Dataset extract |
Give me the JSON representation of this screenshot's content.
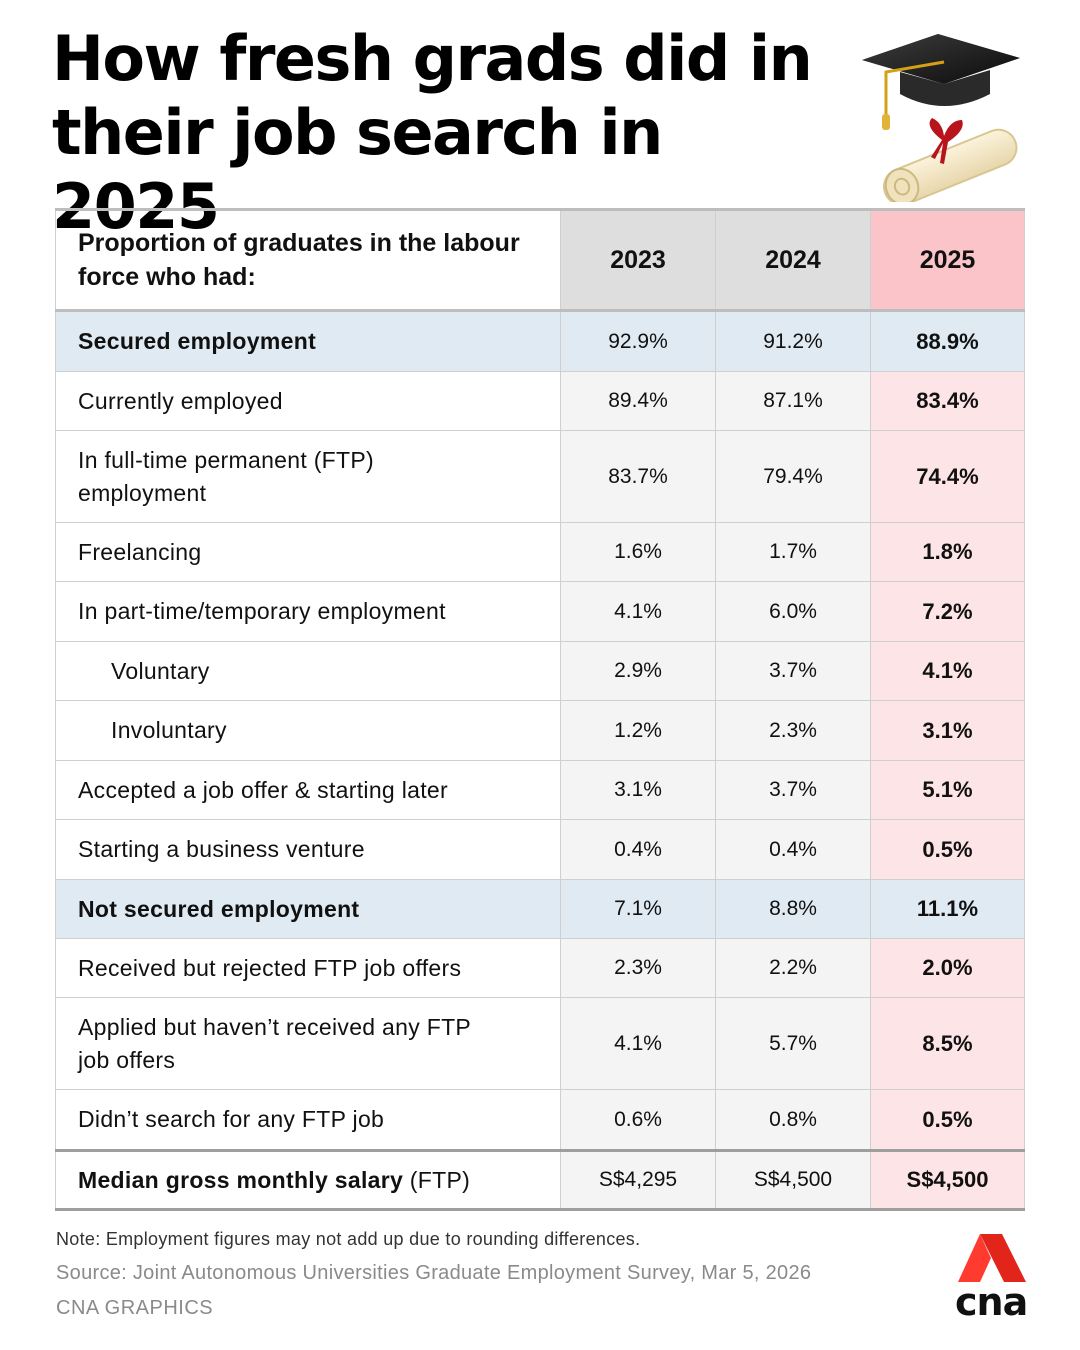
{
  "title": {
    "line1": "How fresh grads did in",
    "line2": "their job search in 2025"
  },
  "table": {
    "header": {
      "label": "Proportion of graduates in the labour force who had:",
      "years": [
        "2023",
        "2024",
        "2025"
      ]
    },
    "rows": [
      {
        "label": "Secured employment",
        "v2023": "92.9%",
        "v2024": "91.2%",
        "v2025": "88.9%"
      },
      {
        "label": "Currently employed",
        "v2023": "89.4%",
        "v2024": "87.1%",
        "v2025": "83.4%"
      },
      {
        "label": "In full-time permanent (FTP) employment",
        "v2023": "83.7%",
        "v2024": "79.4%",
        "v2025": "74.4%"
      },
      {
        "label": "Freelancing",
        "v2023": "1.6%",
        "v2024": "1.7%",
        "v2025": "1.8%"
      },
      {
        "label": "In part-time/temporary employment",
        "v2023": "4.1%",
        "v2024": "6.0%",
        "v2025": "7.2%"
      },
      {
        "label": "Voluntary",
        "v2023": "2.9%",
        "v2024": "3.7%",
        "v2025": "4.1%"
      },
      {
        "label": "Involuntary",
        "v2023": "1.2%",
        "v2024": "2.3%",
        "v2025": "3.1%"
      },
      {
        "label": "Accepted a job offer & starting later",
        "v2023": "3.1%",
        "v2024": "3.7%",
        "v2025": "5.1%"
      },
      {
        "label": "Starting a business venture",
        "v2023": "0.4%",
        "v2024": "0.4%",
        "v2025": "0.5%"
      },
      {
        "label": "Not secured employment",
        "v2023": "7.1%",
        "v2024": "8.8%",
        "v2025": "11.1%"
      },
      {
        "label": "Received but rejected FTP job offers",
        "v2023": "2.3%",
        "v2024": "2.2%",
        "v2025": "2.0%"
      },
      {
        "label": "Applied but haven’t received any FTP job offers",
        "v2023": "4.1%",
        "v2024": "5.7%",
        "v2025": "8.5%"
      },
      {
        "label": "Didn’t search for any FTP job",
        "v2023": "0.6%",
        "v2024": "0.8%",
        "v2025": "0.5%"
      }
    ],
    "median": {
      "label_bold": "Median gross monthly salary",
      "label_suffix": "(FTP)",
      "v2023": "S$4,295",
      "v2024": "S$4,500",
      "v2025": "S$4,500"
    }
  },
  "footer": {
    "note": "Note: Employment figures may not add up due to rounding differences.",
    "source": "Source: Joint Autonomous Universities Graduate Employment Survey, Mar 5, 2026",
    "credit": "CNA GRAPHICS",
    "logo_text": "cna"
  },
  "colors": {
    "accent": "#e1251b",
    "header_2025": "#fbc4c8",
    "col_2025": "#fde4e6",
    "section_row": "#dfeaf2"
  }
}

Written task |
Output the records above exactly; leave out the pictures.

Reply to the task |
Give me the JSON representation of this screenshot's content.
{
  "title": {
    "line1": "How fresh grads did in",
    "line2": "their job search in 2025"
  },
  "table": {
    "header": {
      "label": "Proportion of graduates in the labour force who had:",
      "years": [
        "2023",
        "2024",
        "2025"
      ]
    },
    "rows": [
      {
        "label": "Secured employment",
        "v2023": "92.9%",
        "v2024": "91.2%",
        "v2025": "88.9%"
      },
      {
        "label": "Currently employed",
        "v2023": "89.4%",
        "v2024": "87.1%",
        "v2025": "83.4%"
      },
      {
        "label": "In full-time permanent (FTP) employment",
        "v2023": "83.7%",
        "v2024": "79.4%",
        "v2025": "74.4%"
      },
      {
        "label": "Freelancing",
        "v2023": "1.6%",
        "v2024": "1.7%",
        "v2025": "1.8%"
      },
      {
        "label": "In part-time/temporary employment",
        "v2023": "4.1%",
        "v2024": "6.0%",
        "v2025": "7.2%"
      },
      {
        "label": "Voluntary",
        "v2023": "2.9%",
        "v2024": "3.7%",
        "v2025": "4.1%"
      },
      {
        "label": "Involuntary",
        "v2023": "1.2%",
        "v2024": "2.3%",
        "v2025": "3.1%"
      },
      {
        "label": "Accepted a job offer & starting later",
        "v2023": "3.1%",
        "v2024": "3.7%",
        "v2025": "5.1%"
      },
      {
        "label": "Starting a business venture",
        "v2023": "0.4%",
        "v2024": "0.4%",
        "v2025": "0.5%"
      },
      {
        "label": "Not secured employment",
        "v2023": "7.1%",
        "v2024": "8.8%",
        "v2025": "11.1%"
      },
      {
        "label": "Received but rejected FTP job offers",
        "v2023": "2.3%",
        "v2024": "2.2%",
        "v2025": "2.0%"
      },
      {
        "label": "Applied but haven’t received any FTP job offers",
        "v2023": "4.1%",
        "v2024": "5.7%",
        "v2025": "8.5%"
      },
      {
        "label": "Didn’t search for any FTP job",
        "v2023": "0.6%",
        "v2024": "0.8%",
        "v2025": "0.5%"
      }
    ],
    "median": {
      "label_bold": "Median gross monthly salary",
      "label_suffix": "(FTP)",
      "v2023": "S$4,295",
      "v2024": "S$4,500",
      "v2025": "S$4,500"
    }
  },
  "footer": {
    "note": "Note: Employment figures may not add up due to rounding differences.",
    "source": "Source: Joint Autonomous Universities Graduate Employment Survey, Mar 5, 2026",
    "credit": "CNA GRAPHICS",
    "logo_text": "cna"
  },
  "colors": {
    "accent": "#e1251b",
    "header_2025": "#fbc4c8",
    "col_2025": "#fde4e6",
    "section_row": "#dfeaf2"
  }
}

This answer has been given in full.